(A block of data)
- - - - - - -

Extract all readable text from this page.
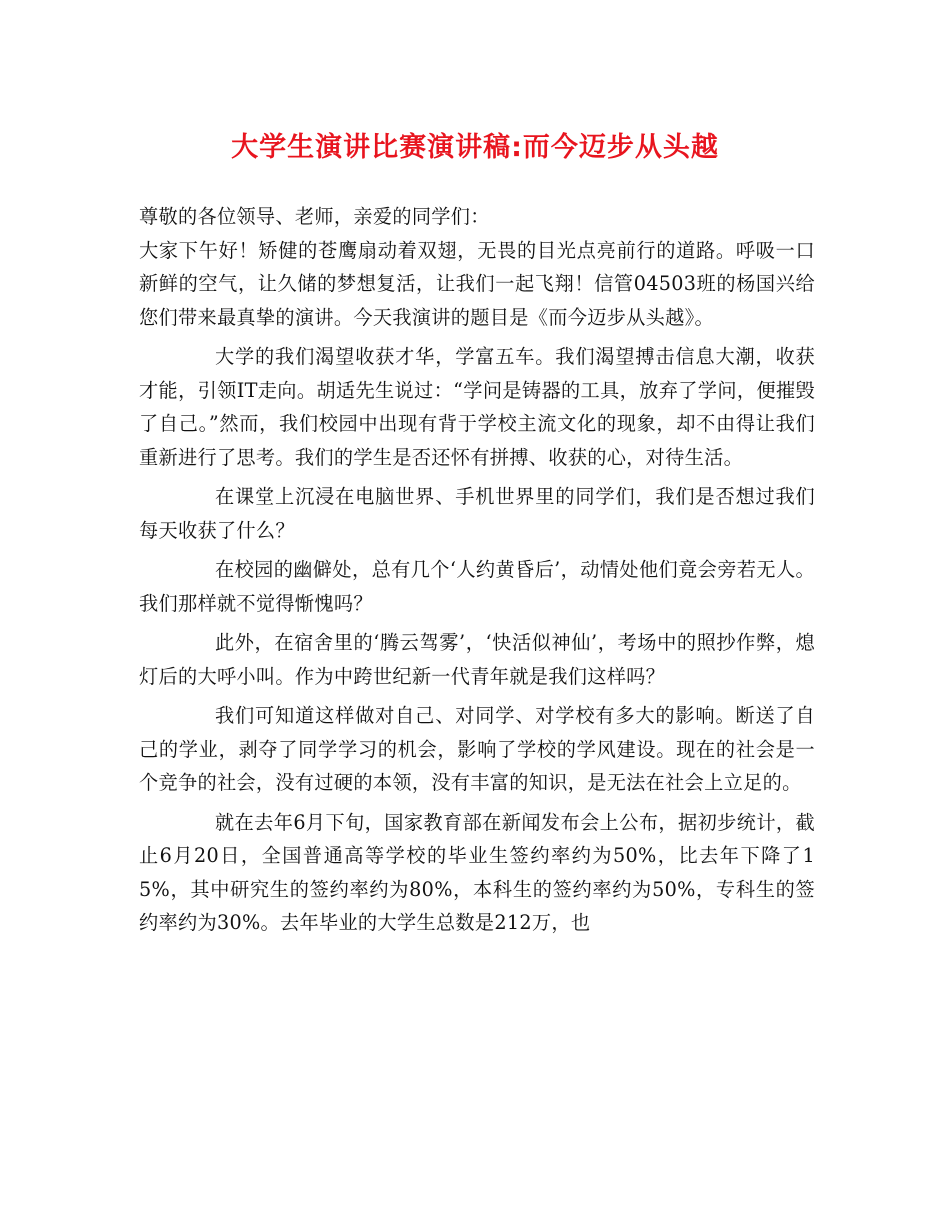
大学生演讲比赛演讲稿:而今迈步从头越

尊敬的各位领导、老师，亲爱的同学们：

大家下午好！矫健的苍鹰扇动着双翅，无畏的目光点亮前行的道路。呼吸一口新鲜的空气，让久储的梦想复活，让我们一起飞翔！信管04503班的杨国兴给您们带来最真挚的演讲。今天我演讲的题目是《而今迈步从头越》。

大学的我们渴望收获才华，学富五车。我们渴望搏击信息大潮，收获才能，引领IT走向。胡适先生说过：“学问是铸器的工具，放弃了学问，便摧毁了自己。”然而，我们校园中出现有背于学校主流文化的现象，却不由得让我们重新进行了思考。我们的学生是否还怀有拼搏、收获的心，对待生活。

在课堂上沉浸在电脑世界、手机世界里的同学们，我们是否想过我们每天收获了什么？

在校园的幽僻处，总有几个‘人约黄昏后’，动情处他们竟会旁若无人。我们那样就不觉得惭愧吗？

此外，在宿舍里的‘腾云驾雾’，‘快活似神仙’，考场中的照抄作弊，熄灯后的大呼小叫。作为中跨世纪新一代青年就是我们这样吗？

我们可知道这样做对自己、对同学、对学校有多大的影响。断送了自己的学业，剥夺了同学学习的机会，影响了学校的学风建设。现在的社会是一个竞争的社会，没有过硬的本领，没有丰富的知识，是无法在社会上立足的。

就在去年6月下旬，国家教育部在新闻发布会上公布，据初步统计，截止6月20日，全国普通高等学校的毕业生签约率约为50%，比去年下降了15%，其中研究生的签约率约为80%，本科生的签约率约为50%，专科生的签约率约为30%。去年毕业的大学生总数是212万，也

- - - - - - -

(TASK REQUIREMENTS)
Pictures in the records must not appear in the copy; transcribe everything else precisely.

(REPLY)
Extract all readable text from this page.
大学生演讲比赛演讲稿:而今迈步从头越

尊敬的各位领导、老师，亲爱的同学们：

大家下午好！矫健的苍鹰扇动着双翅，无畏的目光点亮前行的道路。呼吸一口新鲜的空气，让久储的梦想复活，让我们一起飞翔！信管04503班的杨国兴给您们带来最真挚的演讲。今天我演讲的题目是《而今迈步从头越》。

大学的我们渴望收获才华，学富五车。我们渴望搏击信息大潮，收获才能，引领IT走向。胡适先生说过：“学问是铸器的工具，放弃了学问，便摧毁了自己。”然而，我们校园中出现有背于学校主流文化的现象，却不由得让我们重新进行了思考。我们的学生是否还怀有拼搏、收获的心，对待生活。

在课堂上沉浸在电脑世界、手机世界里的同学们，我们是否想过我们每天收获了什么？

在校园的幽僻处，总有几个‘人约黄昏后’，动情处他们竟会旁若无人。我们那样就不觉得惭愧吗？

此外，在宿舍里的‘腾云驾雾’，‘快活似神仙’，考场中的照抄作弊，熄灯后的大呼小叫。作为中跨世纪新一代青年就是我们这样吗？

我们可知道这样做对自己、对同学、对学校有多大的影响。断送了自己的学业，剥夺了同学学习的机会，影响了学校的学风建设。现在的社会是一个竞争的社会，没有过硬的本领，没有丰富的知识，是无法在社会上立足的。

就在去年6月下旬，国家教育部在新闻发布会上公布，据初步统计，截止6月20日，全国普通高等学校的毕业生签约率约为50%，比去年下降了15%，其中研究生的签约率约为80%，本科生的签约率约为50%，专科生的签约率约为30%。去年毕业的大学生总数是212万，也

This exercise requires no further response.